■ **MATERIAL**:
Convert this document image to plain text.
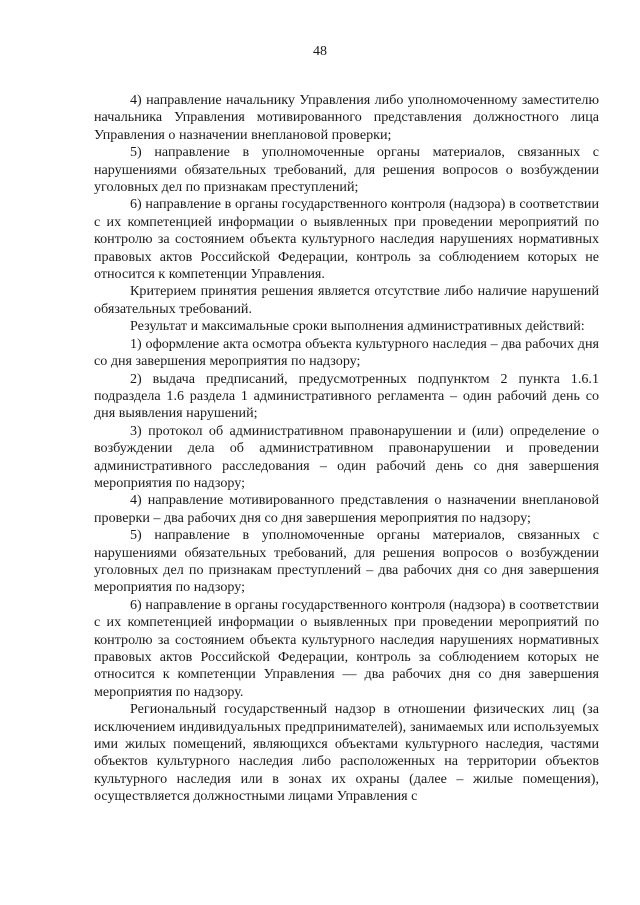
48

4) направление начальнику Управления либо уполномоченному заместителю начальника Управления мотивированного представления должностного лица Управления о назначении внеплановой проверки;

5) направление в уполномоченные органы материалов, связанных с нарушениями обязательных требований, для решения вопросов о возбуждении уголовных дел по признакам преступлений;

6) направление в органы государственного контроля (надзора) в соответствии с их компетенцией информации о выявленных при проведении мероприятий по контролю за состоянием объекта культурного наследия нарушениях нормативных правовых актов Российской Федерации, контроль за соблюдением которых не относится к компетенции Управления.

Критерием принятия решения является отсутствие либо наличие нарушений обязательных требований.

Результат и максимальные сроки выполнения административных действий:

1) оформление акта осмотра объекта культурного наследия – два рабочих дня со дня завершения мероприятия по надзору;

2) выдача предписаний, предусмотренных подпунктом 2 пункта 1.6.1 подраздела 1.6 раздела 1 административного регламента – один рабочий день со дня выявления нарушений;

3) протокол об административном правонарушении и (или) определение о возбуждении дела об административном правонарушении и проведении административного расследования – один рабочий день со дня завершения мероприятия по надзору;

4) направление мотивированного представления о назначении внеплановой проверки – два рабочих дня со дня завершения мероприятия по надзору;

5) направление в уполномоченные органы материалов, связанных с нарушениями обязательных требований, для решения вопросов о возбуждении уголовных дел по признакам преступлений – два рабочих дня со дня завершения мероприятия по надзору;

6) направление в органы государственного контроля (надзора) в соответствии с их компетенцией информации о выявленных при проведении мероприятий по контролю за состоянием объекта культурного наследия нарушениях нормативных правовых актов Российской Федерации, контроль за соблюдением которых не относится к компетенции Управления — два рабочих дня со дня завершения мероприятия по надзору.

Региональный государственный надзор в отношении физических лиц (за исключением индивидуальных предпринимателей), занимаемых или используемых ими жилых помещений, являющихся объектами культурного наследия, частями объектов культурного наследия либо расположенных на территории объектов культурного наследия или в зонах их охраны (далее – жилые помещения), осуществляется должностными лицами Управления с
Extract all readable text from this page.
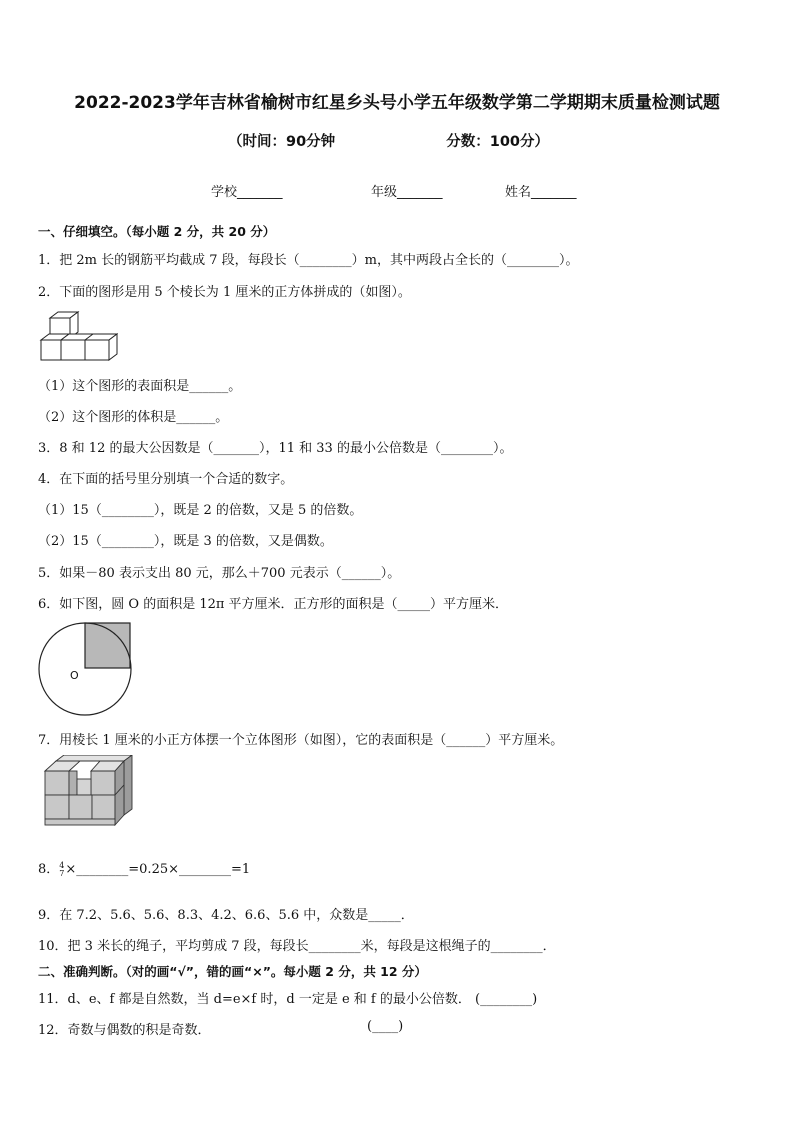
2022-2023学年吉林省榆树市红星乡头号小学五年级数学第二学期期末质量检测试题
（时间：90分钟	分数：100分）
学校_______	年级_______	姓名_______
一、仔细填空。（每小题 2 分，共 20 分）
1．把 2m 长的钢筋平均截成 7 段，每段长（________）m，其中两段占全长的（________）。
2．下面的图形是用 5 个棱长为 1 厘米的正方体拼成的（如图）。
（1）这个图形的表面积是______。
（2）这个图形的体积是______。
3．8 和 12 的最大公因数是（_______），11 和 33 的最小公倍数是（________）。
4．在下面的括号里分别填一个合适的数字。
（1）15（________），既是 2 的倍数，又是 5 的倍数。
（2）15（________），既是 3 的倍数，又是偶数。
5．如果－80 表示支出 80 元，那么＋700 元表示（______）。
6．如下图，圆 O 的面积是 12π 平方厘米．正方形的面积是（_____）平方厘米．
O
7．用棱长 1 厘米的小正方体摆一个立体图形（如图），它的表面积是（______）平方厘米。
8． 4
7 ×________=0.25×________=1
9．在 7.2、5.6、5.6、8.3、4.2、6.6、5.6 中，众数是_____．
10．把 3 米长的绳子，平均剪成 7 段，每段长________米，每段是这根绳子的________．
二、准确判断。（对的画“√”，错的画“×”。每小题 2 分，共 12 分）
11．d、e、f 都是自然数，当 d=e×f 时，d 一定是 e 和 f 的最小公倍数． (________)
12．奇数与偶数的积是奇数．	(____)
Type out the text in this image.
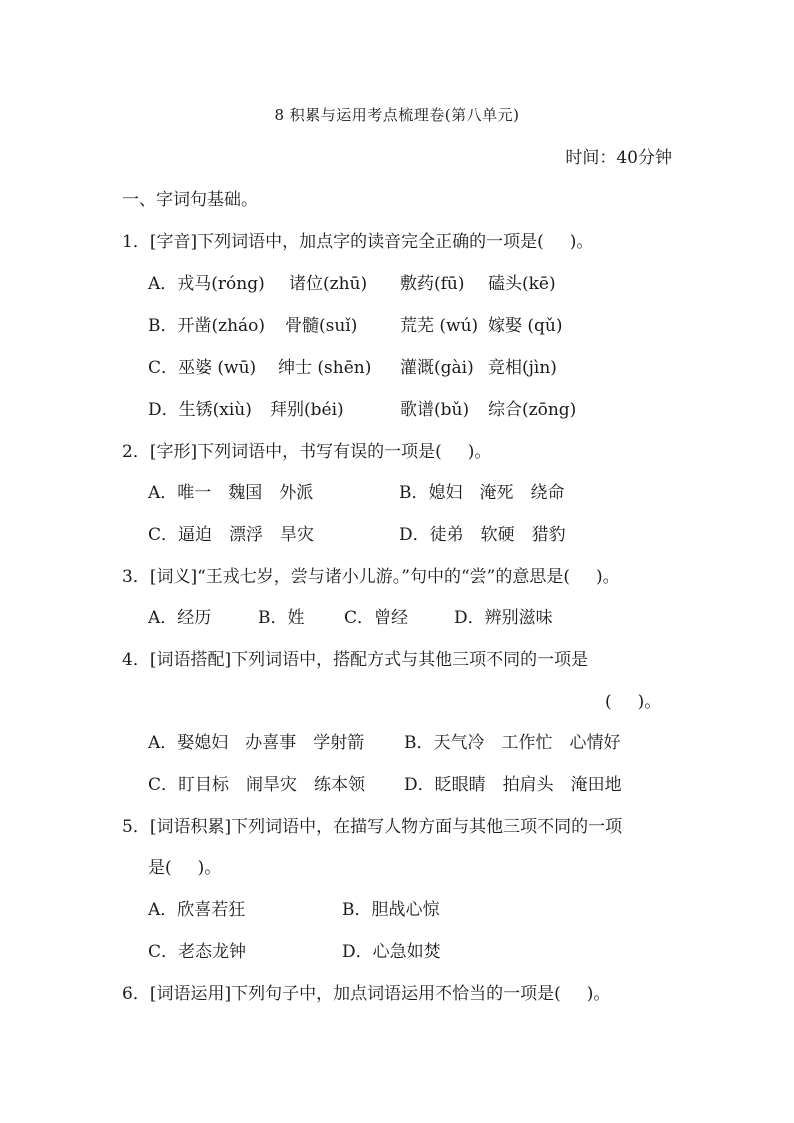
8 积累与运用考点梳理卷(第八单元)
时间：40分钟
一、字词句基础。
1．[字音]下列词语中，加点字的读音完全正确的一项是( )。
A．戎马(róng) 诸位(zhū) 敷药(fū) 磕头(kē)
B．开凿(zháo) 骨髓(suǐ)	荒芜 (wú) 嫁娶 (qǔ)
C．巫婆 (wū) 绅士 (shēn) 灌溉(gài) 竞相(jìn)
D．生锈(xiù) 拜别(béi)	歌谱(bǔ) 综合(zōng)
2．[字形]下列词语中，书写有误的一项是( )。
A．唯一　魏国　外派	B．媳妇　淹死　绕命
C．逼迫　漂浮　旱灾	D．徒弟　软硬　猎豹
3．[词义]“王戎七岁，尝与诸小儿游。”句中的“尝”的意思是( )。
A．经历	B．姓 C．曾经	D．辨别滋味
4．[词语搭配]下列词语中，搭配方式与其他三项不同的一项是
( )。
A．娶媳妇　办喜事　学射箭 B．天气冷　工作忙　心情好
C．盯目标　闹旱灾　练本领 D．眨眼睛　拍肩头　淹田地
5．[词语积累]下列词语中，在描写人物方面与其他三项不同的一项
是( )。
A．欣喜若狂	B．胆战心惊
C．老态龙钟	D．心急如焚
6．[词语运用]下列句子中，加点词语运用不恰当的一项是( )。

■ **THE EXERCISE**: Search the lines above for the string "компетенцией", then show every one that has it.

■ **FULL RESPONSE**:
6) направление в органы государственного контроля (надзора) в соответствии с их компетенцией информации о выявленных при проведении мероприятий по контролю за состоянием объекта культурного наследия нарушениях нормативных правовых актов Российской Федерации, контроль за соблюдением которых не относится к компетенции Управления.
6) направление в органы государственного контроля (надзора) в соответствии с их компетенцией информации о выявленных при проведении мероприятий по контролю за состоянием объекта культурного наследия нарушениях нормативных правовых актов Российской Федерации, контроль за соблюдением которых не относится к компетенции Управления — два рабочих дня со дня завершения мероприятия по надзору.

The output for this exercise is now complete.